── RECORDS PROVIDED

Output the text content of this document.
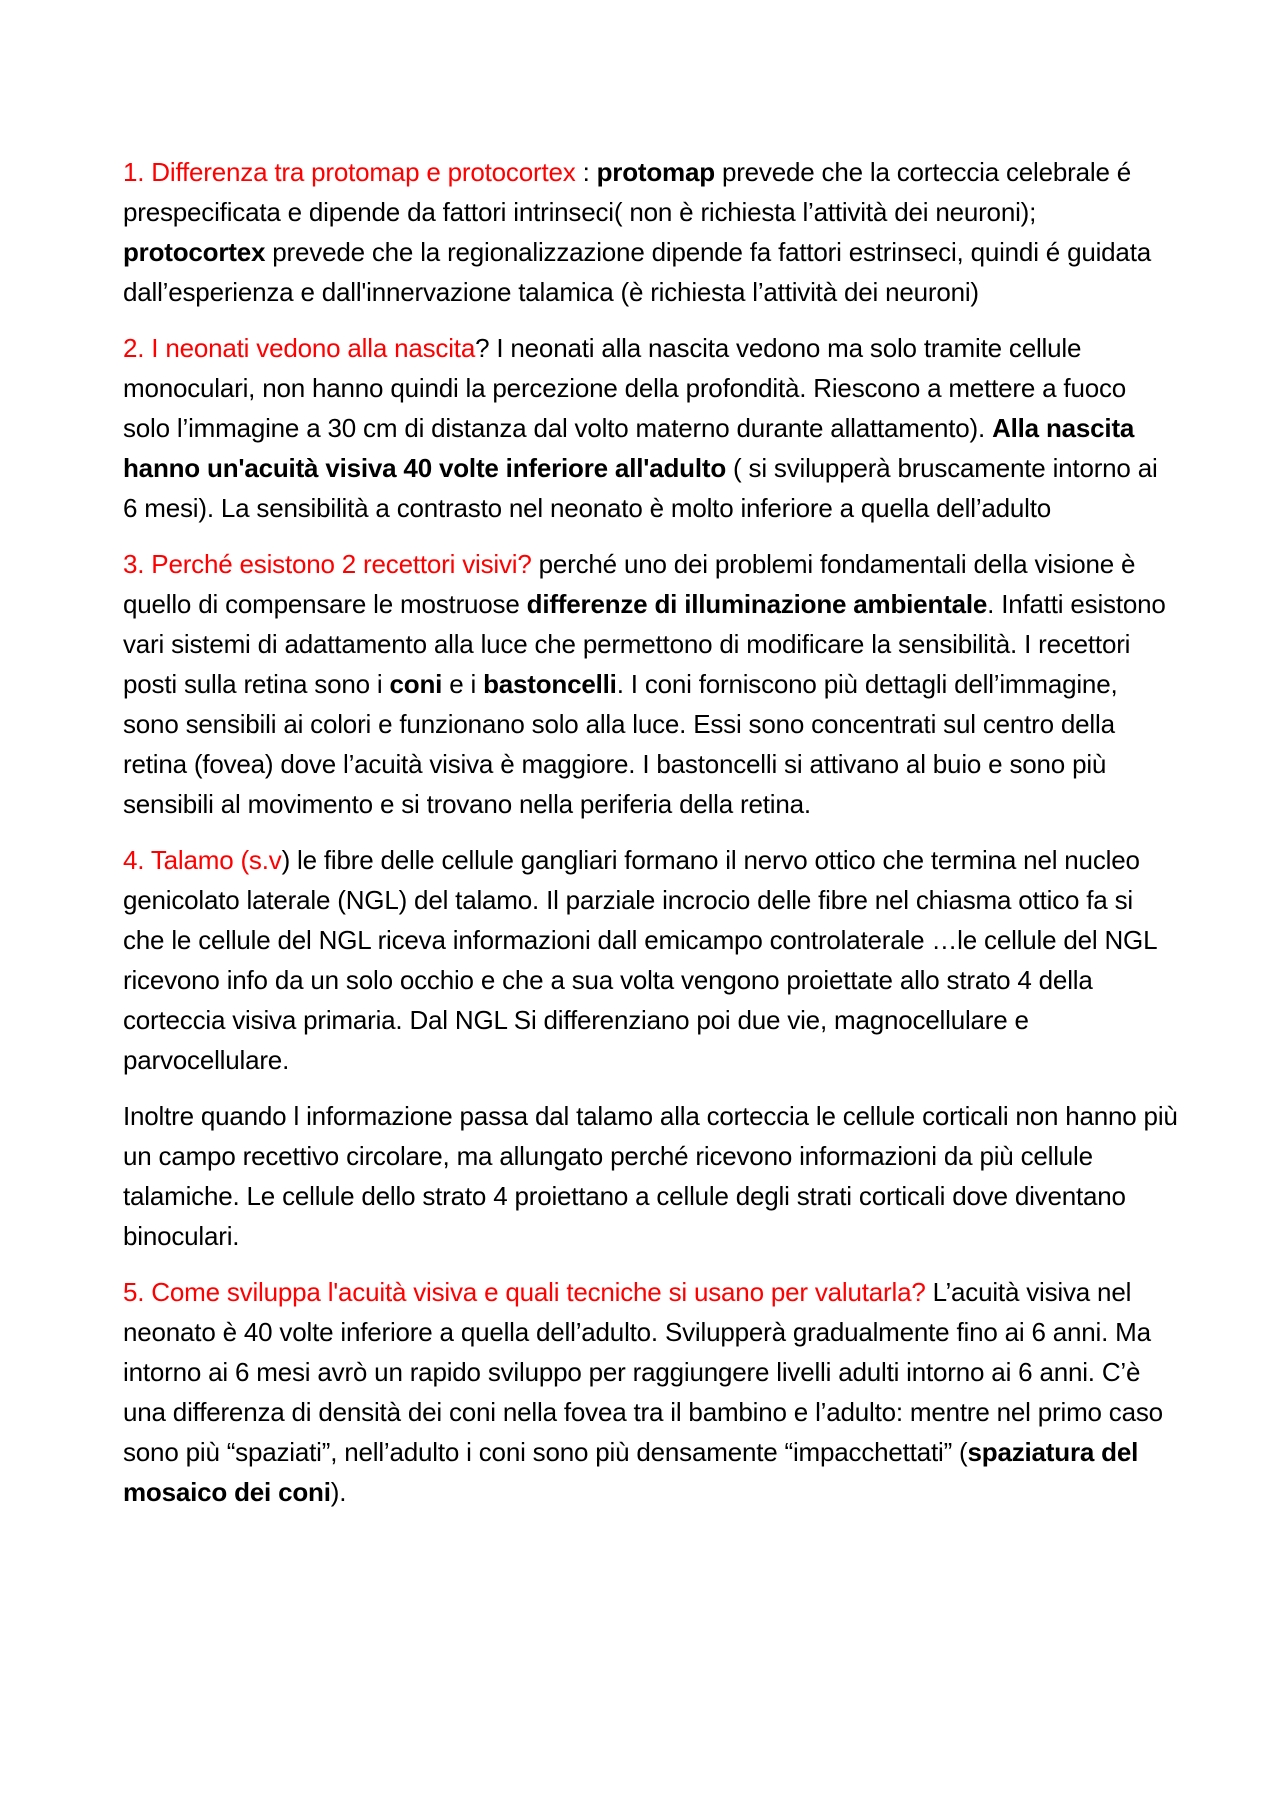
1. Differenza tra protomap e protocortex : protomap prevede che la corteccia celebrale é prespecificata e dipende da fattori intrinseci( non è richiesta l’attività dei neuroni); protocortex prevede che la regionalizzazione dipende fa fattori estrinseci, quindi é guidata dall’esperienza e dall'innervazione talamica (è richiesta l’attività dei neuroni)

2. I neonati vedono alla nascita? I neonati alla nascita vedono ma solo tramite cellule monoculari, non hanno quindi la percezione della profondità. Riescono a mettere a fuoco solo l’immagine a 30 cm di distanza dal volto materno durante allattamento). Alla nascita hanno un'acuità visiva 40 volte inferiore all'adulto ( si svilupperà bruscamente intorno ai 6 mesi). La sensibilità a contrasto nel neonato è molto inferiore a quella dell’adulto

3. Perché esistono 2 recettori visivi? perché uno dei problemi fondamentali della visione è quello di compensare le mostruose differenze di illuminazione ambientale. Infatti esistono vari sistemi di adattamento alla luce che permettono di modificare la sensibilità. I recettori posti sulla retina sono i coni e i bastoncelli. I coni forniscono più dettagli dell’immagine, sono sensibili ai colori e funzionano solo alla luce. Essi sono concentrati sul centro della retina (fovea) dove l’acuità visiva è maggiore. I bastoncelli si attivano al buio e sono più sensibili al movimento e si trovano nella periferia della retina.

4. Talamo (s.v) le fibre delle cellule gangliari formano il nervo ottico che termina nel nucleo genicolato laterale (NGL) del talamo. Il parziale incrocio delle fibre nel chiasma ottico fa si che le cellule del NGL riceva informazioni dall emicampo controlaterale …le cellule del NGL ricevono info da un solo occhio e che a sua volta vengono proiettate allo strato 4 della corteccia visiva primaria. Dal NGL Si differenziano poi due vie, magnocellulare e parvocellulare.

Inoltre quando l informazione passa dal talamo alla corteccia le cellule corticali non hanno più un campo recettivo circolare, ma allungato perché ricevono informazioni da più cellule talamiche. Le cellule dello strato 4 proiettano a cellule degli strati corticali dove diventano binoculari.

5. Come sviluppa l'acuità visiva e quali tecniche si usano per valutarla? L’acuità visiva nel neonato è 40 volte inferiore a quella dell’adulto. Svilupperà gradualmente fino ai 6 anni. Ma intorno ai 6 mesi avrò un rapido sviluppo per raggiungere livelli adulti intorno ai 6 anni. C’è una differenza di densità dei coni nella fovea tra il bambino e l’adulto: mentre nel primo caso sono più “spaziati”, nell’adulto i coni sono più densamente “impacchettati” (spaziatura del mosaico dei coni).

────

## WRITTEN EXERCISE:
Return to the listing above and set it down exactly, leaving out its pictures.

## OUTPUT:
Output the text content of this document.
1. Differenza tra protomap e protocortex : protomap prevede che la corteccia celebrale é prespecificata e dipende da fattori intrinseci( non è richiesta l’attività dei neuroni); protocortex prevede che la regionalizzazione dipende fa fattori estrinseci, quindi é guidata dall’esperienza e dall'innervazione talamica (è richiesta l’attività dei neuroni)

2. I neonati vedono alla nascita? I neonati alla nascita vedono ma solo tramite cellule monoculari, non hanno quindi la percezione della profondità. Riescono a mettere a fuoco solo l’immagine a 30 cm di distanza dal volto materno durante allattamento). Alla nascita hanno un'acuità visiva 40 volte inferiore all'adulto ( si svilupperà bruscamente intorno ai 6 mesi). La sensibilità a contrasto nel neonato è molto inferiore a quella dell’adulto

3. Perché esistono 2 recettori visivi? perché uno dei problemi fondamentali della visione è quello di compensare le mostruose differenze di illuminazione ambientale. Infatti esistono vari sistemi di adattamento alla luce che permettono di modificare la sensibilità. I recettori posti sulla retina sono i coni e i bastoncelli. I coni forniscono più dettagli dell’immagine, sono sensibili ai colori e funzionano solo alla luce. Essi sono concentrati sul centro della retina (fovea) dove l’acuità visiva è maggiore. I bastoncelli si attivano al buio e sono più sensibili al movimento e si trovano nella periferia della retina.

4. Talamo (s.v) le fibre delle cellule gangliari formano il nervo ottico che termina nel nucleo genicolato laterale (NGL) del talamo. Il parziale incrocio delle fibre nel chiasma ottico fa si che le cellule del NGL riceva informazioni dall emicampo controlaterale …le cellule del NGL ricevono info da un solo occhio e che a sua volta vengono proiettate allo strato 4 della corteccia visiva primaria. Dal NGL Si differenziano poi due vie, magnocellulare e parvocellulare.

Inoltre quando l informazione passa dal talamo alla corteccia le cellule corticali non hanno più un campo recettivo circolare, ma allungato perché ricevono informazioni da più cellule talamiche. Le cellule dello strato 4 proiettano a cellule degli strati corticali dove diventano binoculari.

5. Come sviluppa l'acuità visiva e quali tecniche si usano per valutarla? L’acuità visiva nel neonato è 40 volte inferiore a quella dell’adulto. Svilupperà gradualmente fino ai 6 anni. Ma intorno ai 6 mesi avrò un rapido sviluppo per raggiungere livelli adulti intorno ai 6 anni. C’è una differenza di densità dei coni nella fovea tra il bambino e l’adulto: mentre nel primo caso sono più “spaziati”, nell’adulto i coni sono più densamente “impacchettati” (spaziatura del mosaico dei coni).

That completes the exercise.